• [Exercise goal]: Return every line below as is, leaving out the pictures.

Dataset items:
+++
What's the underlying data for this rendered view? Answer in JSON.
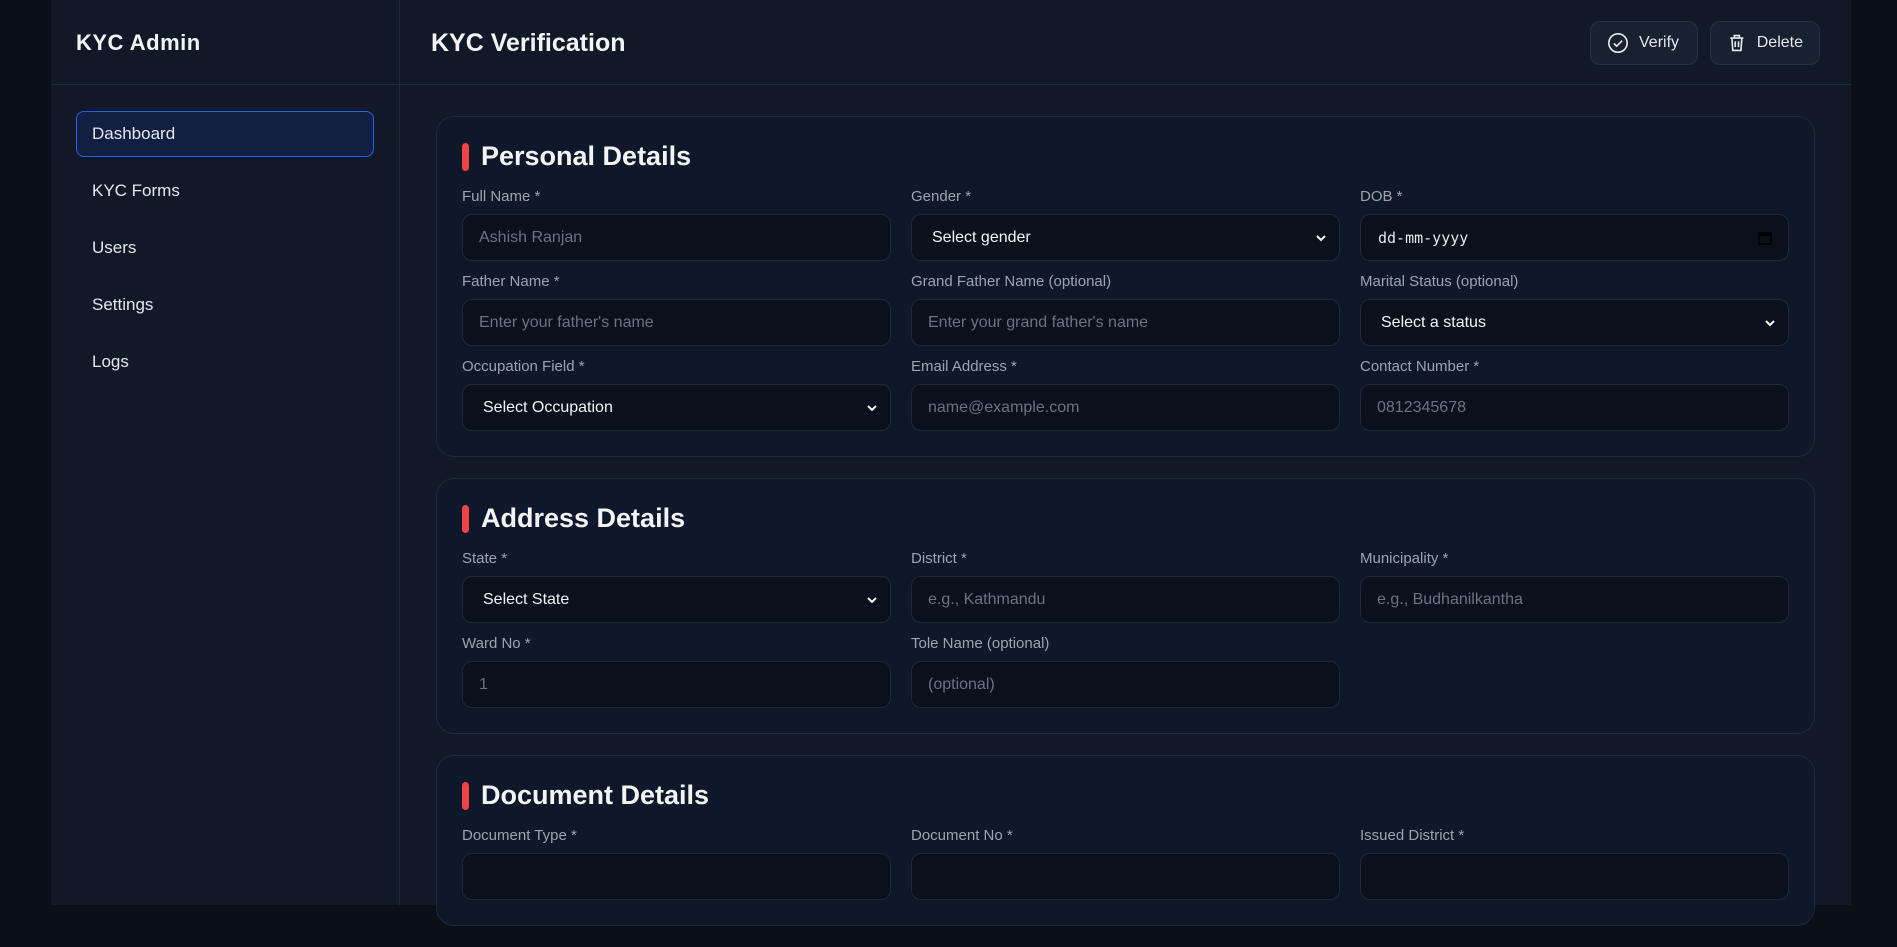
{
  "sidebar": {
    "brand": "KYC Admin",
    "items": [
      {
        "label": "Dashboard",
        "active": true
      },
      {
        "label": "KYC Forms"
      },
      {
        "label": "Users"
      },
      {
        "label": "Settings"
      },
      {
        "label": "Logs"
      }
    ]
  },
  "header": {
    "title": "KYC Verification",
    "verify_label": "Verify",
    "delete_label": "Delete"
  },
  "personal": {
    "heading": "Personal Details",
    "fields": [
      {
        "label": "Full Name *",
        "placeholder": "Ashish Ranjan"
      },
      {
        "label": "Gender *",
        "value": "Select gender"
      },
      {
        "label": "DOB *",
        "value": "dd-mm-yyyy"
      },
      {
        "label": "Father Name *",
        "placeholder": "Enter your father's name"
      },
      {
        "label": "Grand Father Name (optional)",
        "placeholder": "Enter your grand father's name"
      },
      {
        "label": "Marital Status (optional)",
        "value": "Select a status"
      },
      {
        "label": "Occupation Field *",
        "value": "Select Occupation"
      },
      {
        "label": "Email Address *",
        "placeholder": "name@example.com"
      },
      {
        "label": "Contact Number *",
        "placeholder": "0812345678"
      }
    ]
  },
  "address": {
    "heading": "Address Details",
    "fields": [
      {
        "label": "State *",
        "value": "Select State"
      },
      {
        "label": "District *",
        "placeholder": "e.g., Kathmandu"
      },
      {
        "label": "Municipality *",
        "placeholder": "e.g., Budhanilkantha"
      },
      {
        "label": "Ward No *",
        "placeholder": "1"
      },
      {
        "label": "Tole Name (optional)",
        "placeholder": "(optional)"
      }
    ]
  },
  "document": {
    "heading": "Document Details",
    "fields": [
      {
        "label": "Document Type *"
      },
      {
        "label": "Document No *"
      },
      {
        "label": "Issued District *"
      }
    ]
  },
  "colors": {
    "accent": "#2563eb",
    "section_marker": "#ef4444"
  }
}
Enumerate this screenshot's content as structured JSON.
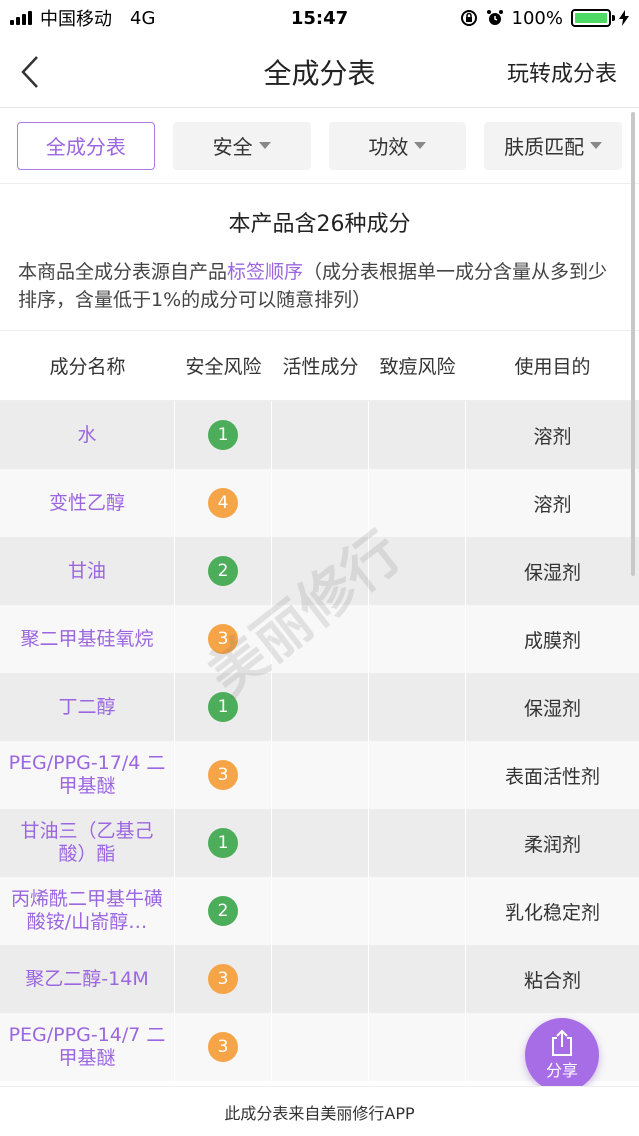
{
  "status_bar": {
    "carrier": "中国移动",
    "network": "4G",
    "time": "15:47",
    "battery": "100%"
  },
  "nav": {
    "title": "全成分表",
    "right_link": "玩转成分表"
  },
  "filters": [
    {
      "label": "全成分表",
      "active": true
    },
    {
      "label": "安全",
      "active": false
    },
    {
      "label": "功效",
      "active": false
    },
    {
      "label": "肤质匹配",
      "active": false
    }
  ],
  "summary": {
    "title": "本产品含26种成分",
    "desc_prefix": "本商品全成分表源自产品",
    "desc_highlight": "标签顺序",
    "desc_suffix": "（成分表根据单一成分含量从多到少排序，含量低于1%的成分可以随意排列）"
  },
  "columns": [
    "成分名称",
    "安全风险",
    "活性成分",
    "致痘风险",
    "使用目的"
  ],
  "colors": {
    "accent": "#9b66e0",
    "safe_green": "#4cae5b",
    "warn_orange": "#f5a547"
  },
  "rows": [
    {
      "name": "水",
      "risk": "1",
      "level": "green",
      "use": "溶剂"
    },
    {
      "name": "变性乙醇",
      "risk": "4",
      "level": "orange",
      "use": "溶剂"
    },
    {
      "name": "甘油",
      "risk": "2",
      "level": "green",
      "use": "保湿剂"
    },
    {
      "name": "聚二甲基硅氧烷",
      "risk": "3",
      "level": "orange",
      "use": "成膜剂"
    },
    {
      "name": "丁二醇",
      "risk": "1",
      "level": "green",
      "use": "保湿剂"
    },
    {
      "name": "PEG/PPG-17/4 二甲基醚",
      "risk": "3",
      "level": "orange",
      "use": "表面活性剂"
    },
    {
      "name": "甘油三（乙基己酸）酯",
      "risk": "1",
      "level": "green",
      "use": "柔润剂"
    },
    {
      "name": "丙烯酰二甲基牛磺酸铵/山嵛醇…",
      "risk": "2",
      "level": "green",
      "use": "乳化稳定剂"
    },
    {
      "name": "聚乙二醇-14M",
      "risk": "3",
      "level": "orange",
      "use": "粘合剂"
    },
    {
      "name": "PEG/PPG-14/7 二甲基醚",
      "risk": "3",
      "level": "orange",
      "use": ""
    }
  ],
  "share": {
    "label": "分享"
  },
  "footer": {
    "text": "此成分表来自美丽修行APP"
  },
  "watermark": "美丽修行"
}
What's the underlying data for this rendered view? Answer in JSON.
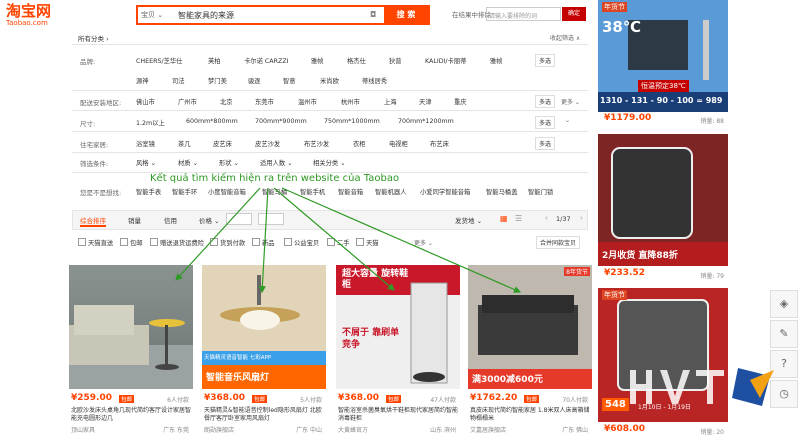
+++
• [Worked answer]:
What's the underlying data for this rendered view? Answer in JSON.
{
  "sidebar": {
    "brand": "KYC Admin",
    "items": [
      {
        "label": "Dashboard",
        "active": true
      },
      {
        "label": "KYC Forms"
      },
      {
        "label": "Users"
      },
      {
        "label": "Settings"
      },
      {
        "label": "Logs"
      }
    ]
  },
  "header": {
    "title": "KYC Verification",
    "verify_label": "Verify",
    "delete_label": "Delete"
  },
  "personal": {
    "heading": "Personal Details",
    "fields": [
      {
        "label": "Full Name *",
        "placeholder": "Ashish Ranjan"
      },
      {
        "label": "Gender *",
        "value": "Select gender"
      },
      {
        "label": "DOB *",
        "value": "dd-mm-yyyy"
      },
      {
        "label": "Father Name *",
        "placeholder": "Enter your father's name"
      },
      {
        "label": "Grand Father Name (optional)",
        "placeholder": "Enter your grand father's name"
      },
      {
        "label": "Marital Status (optional)",
        "value": "Select a status"
      },
      {
        "label": "Occupation Field *",
        "value": "Select Occupation"
      },
      {
        "label": "Email Address *",
        "placeholder": "name@example.com"
      },
      {
        "label": "Contact Number *",
        "placeholder": "0812345678"
      }
    ]
  },
  "address": {
    "heading": "Address Details",
    "fields": [
      {
        "label": "State *",
        "value": "Select State"
      },
      {
        "label": "District *",
        "placeholder": "e.g., Kathmandu"
      },
      {
        "label": "Municipality *",
        "placeholder": "e.g., Budhanilkantha"
      },
      {
        "label": "Ward No *",
        "placeholder": "1"
      },
      {
        "label": "Tole Name (optional)",
        "placeholder": "(optional)"
      }
    ]
  },
  "document": {
    "heading": "Document Details",
    "fields": [
      {
        "label": "Document Type *"
      },
      {
        "label": "Document No *"
      },
      {
        "label": "Issued District *"
      }
    ]
  },
  "colors": {
    "accent": "#2563eb",
    "section_marker": "#ef4444"
  }
}
Enumerate this screenshot's content as structured JSON.
{
  "status_bar": {
    "carrier": "中国移动",
    "network": "4G",
    "time": "15:47",
    "battery": "100%"
  },
  "nav": {
    "title": "全成分表",
    "right_link": "玩转成分表"
  },
  "filters": [
    {
      "label": "全成分表",
      "active": true
    },
    {
      "label": "安全",
      "active": false
    },
    {
      "label": "功效",
      "active": false
    },
    {
      "label": "肤质匹配",
      "active": false
    }
  ],
  "summary": {
    "title": "本产品含26种成分",
    "desc_prefix": "本商品全成分表源自产品",
    "desc_highlight": "标签顺序",
    "desc_suffix": "（成分表根据单一成分含量从多到少排序，含量低于1%的成分可以随意排列）"
  },
  "columns": [
    "成分名称",
    "安全风险",
    "活性成分",
    "致痘风险",
    "使用目的"
  ],
  "colors": {
    "accent": "#9b66e0",
    "safe_green": "#4cae5b",
    "warn_orange": "#f5a547"
  },
  "rows": [
    {
      "name": "水",
      "risk": "1",
      "level": "green",
      "use": "溶剂"
    },
    {
      "name": "变性乙醇",
      "risk": "4",
      "level": "orange",
      "use": "溶剂"
    },
    {
      "name": "甘油",
      "risk": "2",
      "level": "green",
      "use": "保湿剂"
    },
    {
      "name": "聚二甲基硅氧烷",
      "risk": "3",
      "level": "orange",
      "use": "成膜剂"
    },
    {
      "name": "丁二醇",
      "risk": "1",
      "level": "green",
      "use": "保湿剂"
    },
    {
      "name": "PEG/PPG-17/4 二甲基醚",
      "risk": "3",
      "level": "orange",
      "use": "表面活性剂"
    },
    {
      "name": "甘油三（乙基己酸）酯",
      "risk": "1",
      "level": "green",
      "use": "柔润剂"
    },
    {
      "name": "丙烯酰二甲基牛磺酸铵/山嵛醇…",
      "risk": "2",
      "level": "green",
      "use": "乳化稳定剂"
    },
    {
      "name": "聚乙二醇-14M",
      "risk": "3",
      "level": "orange",
      "use": "粘合剂"
    },
    {
      "name": "PEG/PPG-14/7 二甲基醚",
      "risk": "3",
      "level": "orange",
      "use": ""
    }
  ],
  "share": {
    "label": "分享"
  },
  "footer": {
    "text": "此成分表来自美丽修行APP"
  },
  "watermark": "美丽修行"
}
What's the underlying data for this rendered view? Answer in JSON.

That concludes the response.